**SOURCE TEXT:**
'''
We consider the very clear black space between ectoderm and endoderm e.g. Fig 2B or Fig 4A to be an adequate marker for mesoglea. Use of an anti-mesoglea antibody would reduce the clarity of the image.
It is always possible to look at more parts of Hydra tissue for possible nerve connections between ectoderm/endoderm. Nevertheless we provide the first quantitative data on the lack of contacts between 133 nerve cells (57 ectodermal and 76 endodermal) in the body column. Such data has not been previously available. And the EM result (Westfall 1973) cited by the reviewer is anecdotal at best. In later serial sectioning results on the hypostome/tentacle region from the Westfall lab no mention is made of nerve connections between the ectoderm and the endoderm. However, based on the results in the cited preprints (Giez et al) a closer examination of the hypostome/tentacle region in particular is warranted.
To strengthen our conclusion that there are no contacts between the ectodermal and endodermal nerve nets, we now explicitly cite results from Dupre and Yuste (2017) on a calcium reporter strain demonstrating the absence of any crosscorrelation between the firing patterns of ectodermal RP1 network and the endodermal RP2 network. There was also no correlation between the activity of the second ectodermal nerve net CB and the endodermal RP2 network. These results demonstrate the absence of functional contacts between ectodermal and endodermal nerve nets.
The reviewer criticizes the absence of trans-mesoglea links between ectodermal and endodermal epithelial cells in our EM images, e.g. Fig 9A. We can assure the reviewer that such links are frequently observed, although not in the image we chose for Fig 9A. This image, however, clearly documents two neurite bundles next to ectodermal muscle fibers.
'''
**WORK REQUEST:**
Please continue the passage above on Hydra nerve nets, picking up after its last sentence.

**EXTRACTED MATERIAL:**
'''
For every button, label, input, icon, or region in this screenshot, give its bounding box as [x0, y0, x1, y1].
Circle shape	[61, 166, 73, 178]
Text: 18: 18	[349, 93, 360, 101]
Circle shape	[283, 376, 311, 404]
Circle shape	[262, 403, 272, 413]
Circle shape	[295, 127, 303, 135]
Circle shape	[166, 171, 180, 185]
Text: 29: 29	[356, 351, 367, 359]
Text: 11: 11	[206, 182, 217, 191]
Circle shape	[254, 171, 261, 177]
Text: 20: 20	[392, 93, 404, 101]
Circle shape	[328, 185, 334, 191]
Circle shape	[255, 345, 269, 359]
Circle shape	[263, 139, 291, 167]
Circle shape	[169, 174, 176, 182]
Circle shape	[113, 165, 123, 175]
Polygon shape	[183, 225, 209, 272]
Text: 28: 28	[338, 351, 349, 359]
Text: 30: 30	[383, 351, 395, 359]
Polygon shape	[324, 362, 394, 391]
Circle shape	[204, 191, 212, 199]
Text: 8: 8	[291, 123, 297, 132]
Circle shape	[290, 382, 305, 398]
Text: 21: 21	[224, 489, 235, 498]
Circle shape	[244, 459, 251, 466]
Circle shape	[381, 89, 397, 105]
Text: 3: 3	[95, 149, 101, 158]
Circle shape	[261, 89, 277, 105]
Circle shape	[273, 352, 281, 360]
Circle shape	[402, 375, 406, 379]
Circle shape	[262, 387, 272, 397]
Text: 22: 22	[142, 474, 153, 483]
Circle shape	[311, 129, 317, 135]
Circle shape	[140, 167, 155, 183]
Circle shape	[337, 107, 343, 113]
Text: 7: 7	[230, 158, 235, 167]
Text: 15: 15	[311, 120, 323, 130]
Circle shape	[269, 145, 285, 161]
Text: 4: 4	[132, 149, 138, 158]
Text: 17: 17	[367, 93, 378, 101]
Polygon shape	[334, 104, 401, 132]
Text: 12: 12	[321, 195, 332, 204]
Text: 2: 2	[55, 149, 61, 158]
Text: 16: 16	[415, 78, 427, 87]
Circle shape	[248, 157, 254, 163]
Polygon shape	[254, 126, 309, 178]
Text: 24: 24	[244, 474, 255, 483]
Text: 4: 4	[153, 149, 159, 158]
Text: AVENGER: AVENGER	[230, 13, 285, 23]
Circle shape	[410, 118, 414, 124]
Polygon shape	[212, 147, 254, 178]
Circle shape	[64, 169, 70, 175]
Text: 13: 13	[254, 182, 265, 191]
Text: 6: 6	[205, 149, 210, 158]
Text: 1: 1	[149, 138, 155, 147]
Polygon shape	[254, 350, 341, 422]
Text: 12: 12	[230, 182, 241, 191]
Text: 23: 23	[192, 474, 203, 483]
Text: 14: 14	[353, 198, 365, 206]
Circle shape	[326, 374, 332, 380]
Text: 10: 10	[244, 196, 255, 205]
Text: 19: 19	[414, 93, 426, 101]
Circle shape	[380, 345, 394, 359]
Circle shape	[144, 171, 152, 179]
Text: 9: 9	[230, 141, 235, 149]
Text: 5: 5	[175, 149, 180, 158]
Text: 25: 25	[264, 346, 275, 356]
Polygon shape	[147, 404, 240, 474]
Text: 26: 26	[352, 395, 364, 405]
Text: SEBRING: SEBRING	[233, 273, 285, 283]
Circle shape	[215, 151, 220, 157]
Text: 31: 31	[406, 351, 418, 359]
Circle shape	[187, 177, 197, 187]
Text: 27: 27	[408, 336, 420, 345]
'''
**THE ANSWER:**
We agree with the reviewer that neurite bundles are an important discovery. And they raise the question of synaptic connections between neurites in bundles. Unfortunately, it is not possible to scan along the block face reconstruction (Fig 10) and count synapses. The resolution is not sufficient. Although scattered dense core vesicles (DCV) are observed in neurites, clustered DCV described by Westfall et al (1971) as synapses were not observed. We did, however, observe gap junctions between neurites in bundles (noted in Suppl Fig 3). These data have now been moved to the main body of the paper as Fig 12 together with the scRNAseq results on innexin gene expression in nerve cells. These results make it clear that neurites in bundles are connected via gap junctions and that these gap junctions are specific for neural circuits.
The reviewer suggests that neurite bundles are an artifact of their interaction with muscle processes at the base of epithelial cells. We disagree with this statement. Muscle processes are temporary structures. They are withdrawn and reformed during every epithelial cell division, which occur approximately every three days. Bundles are almost certainly more stable structures. Furthermore, neurite bundles in the endoderm are distant from endodermal muscle fibers (Fig 4B and Fig 9D) and their polygonal pattern (Fig 2D) is completely different from the circumferential bands of endodermal muscle fibers.
Reviewer 3
Specific comments and suggestions have been answered above. Importantly, we show that the PNab antibody does not recognize cadherin and that it clearly stains all nerve cells in Hydra.